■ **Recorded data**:

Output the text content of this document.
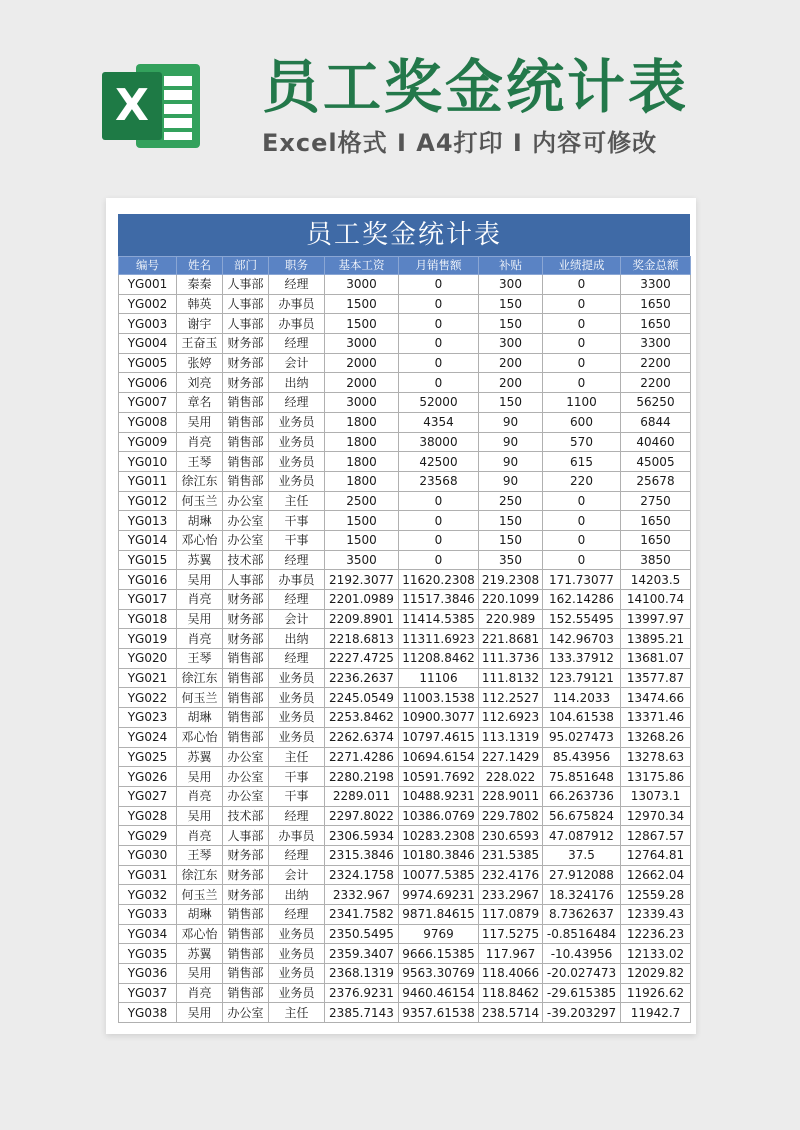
X 员工奖金统计表
Excel格式 I A4打印 I 内容可修改
员工奖金统计表
编号	姓名	部门	职务	基本工资	月销售额	补贴	业绩提成	奖金总额
YG001	秦秦	人事部	经理	3000	0	300	0	3300
YG002	韩英	人事部	办事员	1500	0	150	0	1650
YG003	谢宇	人事部	办事员	1500	0	150	0	1650
YG004	王奋玉	财务部	经理	3000	0	300	0	3300
YG005	张婷	财务部	会计	2000	0	200	0	2200
YG006	刘亮	财务部	出纳	2000	0	200	0	2200
YG007	章名	销售部	经理	3000	52000	150	1100	56250
YG008	吴用	销售部	业务员	1800	4354	90	600	6844
YG009	肖亮	销售部	业务员	1800	38000	90	570	40460
YG010	王琴	销售部	业务员	1800	42500	90	615	45005
YG011	徐江东	销售部	业务员	1800	23568	90	220	25678
YG012	何玉兰	办公室	主任	2500	0	250	0	2750
YG013	胡琳	办公室	干事	1500	0	150	0	1650
YG014	邓心怡	办公室	干事	1500	0	150	0	1650
YG015	苏翼	技术部	经理	3500	0	350	0	3850
YG016	吴用	人事部	办事员	2192.3077	11620.2308	219.2308	171.73077	14203.5
YG017	肖亮	财务部	经理	2201.0989	11517.3846	220.1099	162.14286	14100.74
YG018	吴用	财务部	会计	2209.8901	11414.5385	220.989	152.55495	13997.97
YG019	肖亮	财务部	出纳	2218.6813	11311.6923	221.8681	142.96703	13895.21
YG020	王琴	销售部	经理	2227.4725	11208.8462	111.3736	133.37912	13681.07
YG021	徐江东	销售部	业务员	2236.2637	11106	111.8132	123.79121	13577.87
YG022	何玉兰	销售部	业务员	2245.0549	11003.1538	112.2527	114.2033	13474.66
YG023	胡琳	销售部	业务员	2253.8462	10900.3077	112.6923	104.61538	13371.46
YG024	邓心怡	销售部	业务员	2262.6374	10797.4615	113.1319	95.027473	13268.26
YG025	苏翼	办公室	主任	2271.4286	10694.6154	227.1429	85.43956	13278.63
YG026	吴用	办公室	干事	2280.2198	10591.7692	228.022	75.851648	13175.86
YG027	肖亮	办公室	干事	2289.011	10488.9231	228.9011	66.263736	13073.1
YG028	吴用	技术部	经理	2297.8022	10386.0769	229.7802	56.675824	12970.34
YG029	肖亮	人事部	办事员	2306.5934	10283.2308	230.6593	47.087912	12867.57
YG030	王琴	财务部	经理	2315.3846	10180.3846	231.5385	37.5	12764.81
YG031	徐江东	财务部	会计	2324.1758	10077.5385	232.4176	27.912088	12662.04
YG032	何玉兰	财务部	出纳	2332.967	9974.69231	233.2967	18.324176	12559.28
YG033	胡琳	销售部	经理	2341.7582	9871.84615	117.0879	8.7362637	12339.43
YG034	邓心怡	销售部	业务员	2350.5495	9769	117.5275	-0.8516484	12236.23
YG035	苏翼	销售部	业务员	2359.3407	9666.15385	117.967	-10.43956	12133.02
YG036	吴用	销售部	业务员	2368.1319	9563.30769	118.4066	-20.027473	12029.82
YG037	肖亮	销售部	业务员	2376.9231	9460.46154	118.8462	-29.615385	11926.62
YG038	吴用	办公室	主任	2385.7143	9357.61538	238.5714	-39.203297	11942.7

■ **SET TASK**:
Repeat the material above in full and exactly, apart from the pictures.

■ **SOLUTION**:
Output the text content of this document.
X 员工奖金统计表
Excel格式 I A4打印 I 内容可修改
员工奖金统计表
编号	姓名	部门	职务	基本工资	月销售额	补贴	业绩提成	奖金总额
YG001	秦秦	人事部	经理	3000	0	300	0	3300
YG002	韩英	人事部	办事员	1500	0	150	0	1650
YG003	谢宇	人事部	办事员	1500	0	150	0	1650
YG004	王奋玉	财务部	经理	3000	0	300	0	3300
YG005	张婷	财务部	会计	2000	0	200	0	2200
YG006	刘亮	财务部	出纳	2000	0	200	0	2200
YG007	章名	销售部	经理	3000	52000	150	1100	56250
YG008	吴用	销售部	业务员	1800	4354	90	600	6844
YG009	肖亮	销售部	业务员	1800	38000	90	570	40460
YG010	王琴	销售部	业务员	1800	42500	90	615	45005
YG011	徐江东	销售部	业务员	1800	23568	90	220	25678
YG012	何玉兰	办公室	主任	2500	0	250	0	2750
YG013	胡琳	办公室	干事	1500	0	150	0	1650
YG014	邓心怡	办公室	干事	1500	0	150	0	1650
YG015	苏翼	技术部	经理	3500	0	350	0	3850
YG016	吴用	人事部	办事员	2192.3077	11620.2308	219.2308	171.73077	14203.5
YG017	肖亮	财务部	经理	2201.0989	11517.3846	220.1099	162.14286	14100.74
YG018	吴用	财务部	会计	2209.8901	11414.5385	220.989	152.55495	13997.97
YG019	肖亮	财务部	出纳	2218.6813	11311.6923	221.8681	142.96703	13895.21
YG020	王琴	销售部	经理	2227.4725	11208.8462	111.3736	133.37912	13681.07
YG021	徐江东	销售部	业务员	2236.2637	11106	111.8132	123.79121	13577.87
YG022	何玉兰	销售部	业务员	2245.0549	11003.1538	112.2527	114.2033	13474.66
YG023	胡琳	销售部	业务员	2253.8462	10900.3077	112.6923	104.61538	13371.46
YG024	邓心怡	销售部	业务员	2262.6374	10797.4615	113.1319	95.027473	13268.26
YG025	苏翼	办公室	主任	2271.4286	10694.6154	227.1429	85.43956	13278.63
YG026	吴用	办公室	干事	2280.2198	10591.7692	228.022	75.851648	13175.86
YG027	肖亮	办公室	干事	2289.011	10488.9231	228.9011	66.263736	13073.1
YG028	吴用	技术部	经理	2297.8022	10386.0769	229.7802	56.675824	12970.34
YG029	肖亮	人事部	办事员	2306.5934	10283.2308	230.6593	47.087912	12867.57
YG030	王琴	财务部	经理	2315.3846	10180.3846	231.5385	37.5	12764.81
YG031	徐江东	财务部	会计	2324.1758	10077.5385	232.4176	27.912088	12662.04
YG032	何玉兰	财务部	出纳	2332.967	9974.69231	233.2967	18.324176	12559.28
YG033	胡琳	销售部	经理	2341.7582	9871.84615	117.0879	8.7362637	12339.43
YG034	邓心怡	销售部	业务员	2350.5495	9769	117.5275	-0.8516484	12236.23
YG035	苏翼	销售部	业务员	2359.3407	9666.15385	117.967	-10.43956	12133.02
YG036	吴用	销售部	业务员	2368.1319	9563.30769	118.4066	-20.027473	12029.82
YG037	肖亮	销售部	业务员	2376.9231	9460.46154	118.8462	-29.615385	11926.62
YG038	吴用	办公室	主任	2385.7143	9357.61538	238.5714	-39.203297	11942.7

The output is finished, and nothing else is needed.